#### PROBLEM STATEMENT
Print all entries precisely as they are written.

Stored items:
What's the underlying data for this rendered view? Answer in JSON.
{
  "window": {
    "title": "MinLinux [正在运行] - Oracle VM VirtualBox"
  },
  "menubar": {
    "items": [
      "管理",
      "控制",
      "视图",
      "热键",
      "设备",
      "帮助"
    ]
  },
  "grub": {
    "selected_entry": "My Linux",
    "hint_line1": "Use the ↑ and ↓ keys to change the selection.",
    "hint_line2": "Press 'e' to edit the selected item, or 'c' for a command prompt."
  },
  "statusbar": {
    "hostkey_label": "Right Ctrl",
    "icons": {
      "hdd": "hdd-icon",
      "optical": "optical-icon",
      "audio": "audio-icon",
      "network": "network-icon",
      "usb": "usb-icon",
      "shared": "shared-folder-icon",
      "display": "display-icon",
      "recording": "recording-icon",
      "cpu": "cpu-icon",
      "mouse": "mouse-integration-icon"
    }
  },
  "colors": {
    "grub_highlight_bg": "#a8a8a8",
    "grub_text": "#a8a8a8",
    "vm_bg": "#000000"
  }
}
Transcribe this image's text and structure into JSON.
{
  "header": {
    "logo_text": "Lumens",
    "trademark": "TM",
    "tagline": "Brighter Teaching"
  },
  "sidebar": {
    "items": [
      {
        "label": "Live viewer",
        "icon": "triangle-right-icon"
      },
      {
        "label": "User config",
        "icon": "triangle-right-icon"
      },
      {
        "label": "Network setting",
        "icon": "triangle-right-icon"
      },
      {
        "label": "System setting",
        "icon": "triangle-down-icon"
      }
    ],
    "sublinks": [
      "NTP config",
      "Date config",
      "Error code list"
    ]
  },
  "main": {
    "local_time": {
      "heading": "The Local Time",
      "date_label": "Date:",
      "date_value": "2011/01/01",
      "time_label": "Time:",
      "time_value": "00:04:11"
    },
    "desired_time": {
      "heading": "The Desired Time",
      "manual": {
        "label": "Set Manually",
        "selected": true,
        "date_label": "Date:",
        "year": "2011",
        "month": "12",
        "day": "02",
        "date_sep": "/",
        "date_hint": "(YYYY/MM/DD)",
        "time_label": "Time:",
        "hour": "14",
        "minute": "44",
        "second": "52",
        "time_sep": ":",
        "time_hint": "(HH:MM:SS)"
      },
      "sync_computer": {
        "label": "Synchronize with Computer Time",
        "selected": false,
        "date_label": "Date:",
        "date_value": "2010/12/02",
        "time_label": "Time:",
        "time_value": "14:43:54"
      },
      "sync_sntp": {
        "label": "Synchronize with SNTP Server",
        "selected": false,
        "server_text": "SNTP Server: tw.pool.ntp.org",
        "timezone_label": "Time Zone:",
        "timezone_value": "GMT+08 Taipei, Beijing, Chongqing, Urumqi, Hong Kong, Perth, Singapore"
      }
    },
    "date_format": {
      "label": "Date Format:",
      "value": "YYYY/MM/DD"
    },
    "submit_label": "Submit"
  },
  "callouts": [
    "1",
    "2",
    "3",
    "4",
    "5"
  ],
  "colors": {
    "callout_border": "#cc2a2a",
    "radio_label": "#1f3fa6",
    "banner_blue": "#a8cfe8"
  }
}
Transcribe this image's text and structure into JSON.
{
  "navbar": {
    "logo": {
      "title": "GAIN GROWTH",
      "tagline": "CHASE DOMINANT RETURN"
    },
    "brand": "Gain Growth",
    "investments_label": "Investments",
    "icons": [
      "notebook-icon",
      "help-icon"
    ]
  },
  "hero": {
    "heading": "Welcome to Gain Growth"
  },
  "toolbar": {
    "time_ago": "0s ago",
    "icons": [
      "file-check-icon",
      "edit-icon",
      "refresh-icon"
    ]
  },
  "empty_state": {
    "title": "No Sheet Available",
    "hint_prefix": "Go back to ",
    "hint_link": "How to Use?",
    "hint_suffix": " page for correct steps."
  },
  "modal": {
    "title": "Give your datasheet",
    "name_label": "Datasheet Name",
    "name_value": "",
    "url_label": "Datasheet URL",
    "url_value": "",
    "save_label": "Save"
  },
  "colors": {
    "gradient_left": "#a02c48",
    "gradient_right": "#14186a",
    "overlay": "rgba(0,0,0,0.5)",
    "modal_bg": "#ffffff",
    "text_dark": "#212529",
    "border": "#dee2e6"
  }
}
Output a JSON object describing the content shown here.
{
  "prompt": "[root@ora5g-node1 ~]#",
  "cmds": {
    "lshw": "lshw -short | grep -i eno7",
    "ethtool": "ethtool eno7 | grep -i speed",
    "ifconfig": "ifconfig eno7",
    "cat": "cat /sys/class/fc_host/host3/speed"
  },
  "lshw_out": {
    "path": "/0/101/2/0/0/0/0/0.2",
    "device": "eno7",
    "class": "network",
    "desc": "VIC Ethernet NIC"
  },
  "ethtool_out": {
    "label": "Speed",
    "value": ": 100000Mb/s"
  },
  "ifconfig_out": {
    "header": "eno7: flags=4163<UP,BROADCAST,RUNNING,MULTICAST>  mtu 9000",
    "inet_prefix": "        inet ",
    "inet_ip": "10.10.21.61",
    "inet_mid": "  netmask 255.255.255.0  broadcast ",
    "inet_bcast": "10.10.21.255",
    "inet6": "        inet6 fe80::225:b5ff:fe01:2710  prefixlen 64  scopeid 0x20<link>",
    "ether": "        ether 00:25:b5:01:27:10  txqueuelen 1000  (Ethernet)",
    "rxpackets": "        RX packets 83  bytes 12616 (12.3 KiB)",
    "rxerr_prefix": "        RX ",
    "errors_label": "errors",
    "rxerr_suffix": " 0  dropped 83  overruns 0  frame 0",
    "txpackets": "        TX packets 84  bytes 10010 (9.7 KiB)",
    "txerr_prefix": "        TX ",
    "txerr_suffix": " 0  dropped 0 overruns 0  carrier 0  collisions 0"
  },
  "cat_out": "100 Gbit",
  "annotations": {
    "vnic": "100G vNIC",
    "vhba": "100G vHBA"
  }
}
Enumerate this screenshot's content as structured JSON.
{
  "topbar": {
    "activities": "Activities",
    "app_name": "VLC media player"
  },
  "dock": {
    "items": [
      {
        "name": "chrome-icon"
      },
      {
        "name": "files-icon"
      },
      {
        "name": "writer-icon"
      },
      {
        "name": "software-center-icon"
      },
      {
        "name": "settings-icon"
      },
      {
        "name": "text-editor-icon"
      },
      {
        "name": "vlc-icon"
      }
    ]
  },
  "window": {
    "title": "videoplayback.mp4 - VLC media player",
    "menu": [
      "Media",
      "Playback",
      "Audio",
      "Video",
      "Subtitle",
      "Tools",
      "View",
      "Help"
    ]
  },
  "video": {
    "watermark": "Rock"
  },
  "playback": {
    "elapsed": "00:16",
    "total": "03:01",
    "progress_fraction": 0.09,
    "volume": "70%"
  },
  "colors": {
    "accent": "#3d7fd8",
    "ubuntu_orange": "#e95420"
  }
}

#### ANSWER TO THIS TASK
What's the underlying data for this rendered view? Answer in JSON.
{
  "window": {
    "title": "MinLinux [正在运行] - Oracle VM VirtualBox"
  },
  "menubar": {
    "items": [
      "管理",
      "控制",
      "视图",
      "热键",
      "设备",
      "帮助"
    ]
  },
  "grub": {
    "selected_entry": "My Linux",
    "hint_line1": "Use the ↑ and ↓ keys to change the selection.",
    "hint_line2": "Press 'e' to edit the selected item, or 'c' for a command prompt."
  },
  "statusbar": {
    "hostkey_label": "Right Ctrl",
    "icons": {
      "hdd": "hdd-icon",
      "optical": "optical-icon",
      "audio": "audio-icon",
      "network": "network-icon",
      "usb": "usb-icon",
      "shared": "shared-folder-icon",
      "display": "display-icon",
      "recording": "recording-icon",
      "cpu": "cpu-icon",
      "mouse": "mouse-integration-icon"
    }
  },
  "colors": {
    "grub_highlight_bg": "#a8a8a8",
    "grub_text": "#a8a8a8",
    "vm_bg": "#000000"
  }
}
Transcribe this image's text and structure into JSON.
{
  "header": {
    "logo_text": "Lumens",
    "trademark": "TM",
    "tagline": "Brighter Teaching"
  },
  "sidebar": {
    "items": [
      {
        "label": "Live viewer",
        "icon": "triangle-right-icon"
      },
      {
        "label": "User config",
        "icon": "triangle-right-icon"
      },
      {
        "label": "Network setting",
        "icon": "triangle-right-icon"
      },
      {
        "label": "System setting",
        "icon": "triangle-down-icon"
      }
    ],
    "sublinks": [
      "NTP config",
      "Date config",
      "Error code list"
    ]
  },
  "main": {
    "local_time": {
      "heading": "The Local Time",
      "date_label": "Date:",
      "date_value": "2011/01/01",
      "time_label": "Time:",
      "time_value": "00:04:11"
    },
    "desired_time": {
      "heading": "The Desired Time",
      "manual": {
        "label": "Set Manually",
        "selected": true,
        "date_label": "Date:",
        "year": "2011",
        "month": "12",
        "day": "02",
        "date_sep": "/",
        "date_hint": "(YYYY/MM/DD)",
        "time_label": "Time:",
        "hour": "14",
        "minute": "44",
        "second": "52",
        "time_sep": ":",
        "time_hint": "(HH:MM:SS)"
      },
      "sync_computer": {
        "label": "Synchronize with Computer Time",
        "selected": false,
        "date_label": "Date:",
        "date_value": "2010/12/02",
        "time_label": "Time:",
        "time_value": "14:43:54"
      },
      "sync_sntp": {
        "label": "Synchronize with SNTP Server",
        "selected": false,
        "server_text": "SNTP Server: tw.pool.ntp.org",
        "timezone_label": "Time Zone:",
        "timezone_value": "GMT+08 Taipei, Beijing, Chongqing, Urumqi, Hong Kong, Perth, Singapore"
      }
    },
    "date_format": {
      "label": "Date Format:",
      "value": "YYYY/MM/DD"
    },
    "submit_label": "Submit"
  },
  "callouts": [
    "1",
    "2",
    "3",
    "4",
    "5"
  ],
  "colors": {
    "callout_border": "#cc2a2a",
    "radio_label": "#1f3fa6",
    "banner_blue": "#a8cfe8"
  }
}
Transcribe this image's text and structure into JSON.
{
  "navbar": {
    "logo": {
      "title": "GAIN GROWTH",
      "tagline": "CHASE DOMINANT RETURN"
    },
    "brand": "Gain Growth",
    "investments_label": "Investments",
    "icons": [
      "notebook-icon",
      "help-icon"
    ]
  },
  "hero": {
    "heading": "Welcome to Gain Growth"
  },
  "toolbar": {
    "time_ago": "0s ago",
    "icons": [
      "file-check-icon",
      "edit-icon",
      "refresh-icon"
    ]
  },
  "empty_state": {
    "title": "No Sheet Available",
    "hint_prefix": "Go back to ",
    "hint_link": "How to Use?",
    "hint_suffix": " page for correct steps."
  },
  "modal": {
    "title": "Give your datasheet",
    "name_label": "Datasheet Name",
    "name_value": "",
    "url_label": "Datasheet URL",
    "url_value": "",
    "save_label": "Save"
  },
  "colors": {
    "gradient_left": "#a02c48",
    "gradient_right": "#14186a",
    "overlay": "rgba(0,0,0,0.5)",
    "modal_bg": "#ffffff",
    "text_dark": "#212529",
    "border": "#dee2e6"
  }
}
Output a JSON object describing the content shown here.
{
  "prompt": "[root@ora5g-node1 ~]#",
  "cmds": {
    "lshw": "lshw -short | grep -i eno7",
    "ethtool": "ethtool eno7 | grep -i speed",
    "ifconfig": "ifconfig eno7",
    "cat": "cat /sys/class/fc_host/host3/speed"
  },
  "lshw_out": {
    "path": "/0/101/2/0/0/0/0/0.2",
    "device": "eno7",
    "class": "network",
    "desc": "VIC Ethernet NIC"
  },
  "ethtool_out": {
    "label": "Speed",
    "value": ": 100000Mb/s"
  },
  "ifconfig_out": {
    "header": "eno7: flags=4163<UP,BROADCAST,RUNNING,MULTICAST>  mtu 9000",
    "inet_prefix": "        inet ",
    "inet_ip": "10.10.21.61",
    "inet_mid": "  netmask 255.255.255.0  broadcast ",
    "inet_bcast": "10.10.21.255",
    "inet6": "        inet6 fe80::225:b5ff:fe01:2710  prefixlen 64  scopeid 0x20<link>",
    "ether": "        ether 00:25:b5:01:27:10  txqueuelen 1000  (Ethernet)",
    "rxpackets": "        RX packets 83  bytes 12616 (12.3 KiB)",
    "rxerr_prefix": "        RX ",
    "errors_label": "errors",
    "rxerr_suffix": " 0  dropped 83  overruns 0  frame 0",
    "txpackets": "        TX packets 84  bytes 10010 (9.7 KiB)",
    "txerr_prefix": "        TX ",
    "txerr_suffix": " 0  dropped 0 overruns 0  carrier 0  collisions 0"
  },
  "cat_out": "100 Gbit",
  "annotations": {
    "vnic": "100G vNIC",
    "vhba": "100G vHBA"
  }
}
Enumerate this screenshot's content as structured JSON.
{
  "topbar": {
    "activities": "Activities",
    "app_name": "VLC media player"
  },
  "dock": {
    "items": [
      {
        "name": "chrome-icon"
      },
      {
        "name": "files-icon"
      },
      {
        "name": "writer-icon"
      },
      {
        "name": "software-center-icon"
      },
      {
        "name": "settings-icon"
      },
      {
        "name": "text-editor-icon"
      },
      {
        "name": "vlc-icon"
      }
    ]
  },
  "window": {
    "title": "videoplayback.mp4 - VLC media player",
    "menu": [
      "Media",
      "Playback",
      "Audio",
      "Video",
      "Subtitle",
      "Tools",
      "View",
      "Help"
    ]
  },
  "video": {
    "watermark": "Rock"
  },
  "playback": {
    "elapsed": "00:16",
    "total": "03:01",
    "progress_fraction": 0.09,
    "volume": "70%"
  },
  "colors": {
    "accent": "#3d7fd8",
    "ubuntu_orange": "#e95420"
  }
}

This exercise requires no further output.